-------- TEXTO DE APOIO --------

O dano moral por morte e o valor da indenização

30/03/2021

Por Teixeira Fortes Advogados Associados

A pretensão de reparação civil, em qualquer cenário, está intimamente ligada à responsabilidade do causador do dano em face do nexo causal. Trata-se do dever de reparar o lesado, com o objetivo de viabilizar seu retorno ao status quo. Nas palavras do jurista Caio Mário da Silva Pereira, “A rigor, a reparação do dano deveria consistir na reconstituição específica do bem jurídico lesado, ou seja, na recomposição in integrum, para que a vítima venha a encontrar-se numa situação tal como se o fato danoso não tivesse acontecido.” [1]

No entanto, uma das grandes questões enfrentadas pelos Tribunais é a fixação do valor das indenizações por danos morais em decorrência de morte. Em tese, o valor do dano é aplicado em atenção a uma dupla função: minimizar a dor da vítima e punir o ofensor, para que o fato não se repita.

Certamente não é possível quantificar-se financeiramente a dor emocional pela morte de um ente querido. Por isso, desde a promulgação da Constituição Federal de 1988, que garantiu o direito à indenização por dano moral, juristas e magistrados buscam parâmetros para se chegar a um padrão no arbitramento de indenizações por morte. Surge, então, a seguinte questão: como decidir qual o valor a ser pleiteado ao Judiciário em tais casos?

A 2ª Câmara Cível do Egrégio Tribunal de Justiça de São Paulo, em acórdão publicado na Revista dos Tribunais, volume nº 650, página nº 66, proclamou que a função da indenização, na espécie, não é a de repor matematicamente um desfalque patrimonial, mas apenas a de “representar para a última uma satisfação igualmente moral ou, que seja, psicológica, capaz de neutralizar ou anestesiar em alguma parte o sofrimento impingido”.

--------

**DESAFIOS**:
1. Indique se cada afirmação abaixo está de acordo com o texto, respondendo sim ou não e citando literalmente as palavras que decidem a questão: (a) em tese, o valor do dano moral atende a uma dupla função; (b) a Constituição Federal de 1988 garantiu o direito à indenização por dano moral; (c) segundo o acórdão da 2ª Câmara Cível, a indenização tem a função de repor matematicamente um desfalque patrimonial.
2. Extraia do texto, sem nenhuma alteração, o trecho que vai de "Certamente não é" até "em tais casos?", inclusive.
3. Segundo o texto, em qual volume da Revista dos Tribunais foi publicado o acórdão da 2ª Câmara Cível do Tribunal de Justiça de São Paulo?
As linhas a seguir formam um material à parte, independente do texto.

-------- DADOS REGISTRADOS --------

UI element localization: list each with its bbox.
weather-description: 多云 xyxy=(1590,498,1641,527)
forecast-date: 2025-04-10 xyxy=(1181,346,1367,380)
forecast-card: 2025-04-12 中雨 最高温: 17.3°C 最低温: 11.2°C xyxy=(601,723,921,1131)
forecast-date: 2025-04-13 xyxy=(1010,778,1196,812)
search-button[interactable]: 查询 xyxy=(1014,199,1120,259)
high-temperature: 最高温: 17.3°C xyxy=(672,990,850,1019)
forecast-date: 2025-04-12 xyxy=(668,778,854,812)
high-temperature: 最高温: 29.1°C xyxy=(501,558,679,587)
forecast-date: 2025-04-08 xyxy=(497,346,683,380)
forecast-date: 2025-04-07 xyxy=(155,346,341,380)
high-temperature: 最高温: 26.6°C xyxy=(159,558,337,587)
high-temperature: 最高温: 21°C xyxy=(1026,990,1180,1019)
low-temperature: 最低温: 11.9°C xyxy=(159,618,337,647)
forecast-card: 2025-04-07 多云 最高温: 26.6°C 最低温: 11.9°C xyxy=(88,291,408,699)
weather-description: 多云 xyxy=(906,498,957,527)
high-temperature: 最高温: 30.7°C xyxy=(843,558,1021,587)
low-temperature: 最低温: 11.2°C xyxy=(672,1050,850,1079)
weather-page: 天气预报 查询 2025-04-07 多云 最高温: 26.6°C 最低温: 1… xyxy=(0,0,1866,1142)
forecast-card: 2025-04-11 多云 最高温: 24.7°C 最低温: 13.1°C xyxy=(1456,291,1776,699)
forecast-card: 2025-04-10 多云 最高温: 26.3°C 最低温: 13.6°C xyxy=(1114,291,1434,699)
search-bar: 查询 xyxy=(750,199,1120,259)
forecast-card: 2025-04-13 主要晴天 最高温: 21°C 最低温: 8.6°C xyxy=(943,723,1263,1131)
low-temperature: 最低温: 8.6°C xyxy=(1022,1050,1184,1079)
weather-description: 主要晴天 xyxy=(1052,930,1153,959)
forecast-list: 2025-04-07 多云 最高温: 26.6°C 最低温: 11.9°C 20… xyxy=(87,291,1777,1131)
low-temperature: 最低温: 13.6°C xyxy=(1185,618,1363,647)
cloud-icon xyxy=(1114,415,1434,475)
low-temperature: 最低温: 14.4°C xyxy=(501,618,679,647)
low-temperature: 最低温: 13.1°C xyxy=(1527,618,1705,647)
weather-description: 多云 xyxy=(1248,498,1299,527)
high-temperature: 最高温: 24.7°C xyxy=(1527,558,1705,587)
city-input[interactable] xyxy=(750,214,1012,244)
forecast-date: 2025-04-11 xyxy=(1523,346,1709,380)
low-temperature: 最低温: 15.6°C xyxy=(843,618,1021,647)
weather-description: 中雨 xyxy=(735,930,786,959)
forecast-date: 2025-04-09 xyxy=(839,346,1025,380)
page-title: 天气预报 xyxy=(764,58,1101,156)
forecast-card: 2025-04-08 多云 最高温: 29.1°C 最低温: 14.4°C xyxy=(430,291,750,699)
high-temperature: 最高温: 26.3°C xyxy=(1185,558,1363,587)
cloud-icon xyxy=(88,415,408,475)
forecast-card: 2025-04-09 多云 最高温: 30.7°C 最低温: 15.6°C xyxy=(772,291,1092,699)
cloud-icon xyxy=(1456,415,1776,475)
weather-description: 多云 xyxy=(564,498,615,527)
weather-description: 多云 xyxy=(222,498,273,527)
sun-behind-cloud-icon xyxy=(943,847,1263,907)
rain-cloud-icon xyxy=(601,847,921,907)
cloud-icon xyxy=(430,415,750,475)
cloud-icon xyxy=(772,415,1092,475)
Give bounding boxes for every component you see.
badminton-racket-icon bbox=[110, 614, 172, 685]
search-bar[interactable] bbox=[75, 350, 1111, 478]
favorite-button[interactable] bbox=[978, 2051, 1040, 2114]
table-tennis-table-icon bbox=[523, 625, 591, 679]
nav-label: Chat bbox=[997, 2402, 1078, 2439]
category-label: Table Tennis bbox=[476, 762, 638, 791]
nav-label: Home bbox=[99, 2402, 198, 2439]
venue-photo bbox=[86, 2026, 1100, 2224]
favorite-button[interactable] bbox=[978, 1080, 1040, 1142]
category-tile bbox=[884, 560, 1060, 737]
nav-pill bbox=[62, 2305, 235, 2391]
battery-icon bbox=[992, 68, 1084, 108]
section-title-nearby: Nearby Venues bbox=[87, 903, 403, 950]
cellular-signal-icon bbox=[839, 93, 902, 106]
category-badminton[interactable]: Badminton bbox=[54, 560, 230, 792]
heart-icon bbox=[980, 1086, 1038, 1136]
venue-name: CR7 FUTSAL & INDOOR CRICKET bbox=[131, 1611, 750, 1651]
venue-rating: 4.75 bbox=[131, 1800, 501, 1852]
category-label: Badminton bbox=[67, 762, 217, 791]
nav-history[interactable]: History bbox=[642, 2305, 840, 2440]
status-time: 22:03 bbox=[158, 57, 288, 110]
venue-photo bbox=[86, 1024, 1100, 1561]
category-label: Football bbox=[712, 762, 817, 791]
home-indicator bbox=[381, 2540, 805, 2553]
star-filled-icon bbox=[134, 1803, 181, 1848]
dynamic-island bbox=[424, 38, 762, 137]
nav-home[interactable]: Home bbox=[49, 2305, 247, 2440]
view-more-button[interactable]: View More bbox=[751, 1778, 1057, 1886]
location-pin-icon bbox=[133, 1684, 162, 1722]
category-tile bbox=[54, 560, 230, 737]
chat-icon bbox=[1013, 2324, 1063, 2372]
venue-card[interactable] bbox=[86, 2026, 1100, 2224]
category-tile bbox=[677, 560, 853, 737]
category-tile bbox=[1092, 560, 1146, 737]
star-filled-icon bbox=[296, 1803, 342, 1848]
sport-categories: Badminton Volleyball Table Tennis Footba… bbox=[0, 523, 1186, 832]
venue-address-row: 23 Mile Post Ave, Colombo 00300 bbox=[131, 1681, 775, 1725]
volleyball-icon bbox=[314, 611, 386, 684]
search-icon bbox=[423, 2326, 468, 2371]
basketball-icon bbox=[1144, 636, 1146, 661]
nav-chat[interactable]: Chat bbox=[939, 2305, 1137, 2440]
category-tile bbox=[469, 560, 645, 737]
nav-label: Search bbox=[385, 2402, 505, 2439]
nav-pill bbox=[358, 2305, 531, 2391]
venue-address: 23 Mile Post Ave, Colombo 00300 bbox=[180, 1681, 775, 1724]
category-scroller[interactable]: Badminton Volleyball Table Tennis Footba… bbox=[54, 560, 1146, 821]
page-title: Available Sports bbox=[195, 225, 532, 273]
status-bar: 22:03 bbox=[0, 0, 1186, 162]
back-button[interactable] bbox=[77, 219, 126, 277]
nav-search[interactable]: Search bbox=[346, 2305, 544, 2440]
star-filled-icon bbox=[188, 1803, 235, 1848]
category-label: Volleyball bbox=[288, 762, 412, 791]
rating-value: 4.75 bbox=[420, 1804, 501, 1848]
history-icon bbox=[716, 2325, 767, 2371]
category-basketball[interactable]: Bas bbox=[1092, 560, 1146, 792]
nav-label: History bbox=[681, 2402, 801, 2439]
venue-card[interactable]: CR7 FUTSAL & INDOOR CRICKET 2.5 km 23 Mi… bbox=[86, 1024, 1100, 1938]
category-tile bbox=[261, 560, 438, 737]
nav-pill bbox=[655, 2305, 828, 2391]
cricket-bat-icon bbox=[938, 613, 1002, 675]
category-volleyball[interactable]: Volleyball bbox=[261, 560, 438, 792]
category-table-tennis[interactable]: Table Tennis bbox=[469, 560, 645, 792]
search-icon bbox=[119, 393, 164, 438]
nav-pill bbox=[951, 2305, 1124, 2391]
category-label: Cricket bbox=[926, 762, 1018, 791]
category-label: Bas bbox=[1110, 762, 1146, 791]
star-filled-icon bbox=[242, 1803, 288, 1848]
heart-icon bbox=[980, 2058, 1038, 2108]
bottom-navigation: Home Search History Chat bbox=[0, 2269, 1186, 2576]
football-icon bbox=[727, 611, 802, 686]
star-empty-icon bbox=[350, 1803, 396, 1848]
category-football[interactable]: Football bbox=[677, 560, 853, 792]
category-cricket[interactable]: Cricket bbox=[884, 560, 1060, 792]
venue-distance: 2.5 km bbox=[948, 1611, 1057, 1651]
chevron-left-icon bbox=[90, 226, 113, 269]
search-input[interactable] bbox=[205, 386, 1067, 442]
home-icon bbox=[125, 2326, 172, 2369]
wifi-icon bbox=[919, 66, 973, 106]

--------

**GABARITO**:
1.
(a) Sim: "o valor do dano é aplicado em atenção a uma dupla função: minimizar a dor da vítima e punir o ofensor"
(b) Sim: "desde a promulgação da Constituição Federal de 1988, que garantiu o direito à indenização por dano moral"
(c) Não: "a função da indenização, na espécie, não é a de repor matematicamente um desfalque patrimonial"

2.
Certamente não é possível quantificar-se financeiramente a dor emocional pela morte de um ente querido. Por isso, desde a promulgação da Constituição Federal de 1988, que garantiu o direito à indenização por dano moral, juristas e magistrados buscam parâmetros para se chegar a um padrão no arbitramento de indenizações por morte. Surge, então, a seguinte questão: como decidir qual o valor a ser pleiteado ao Judiciário em tais casos?

3. No volume nº 650, na página nº 66.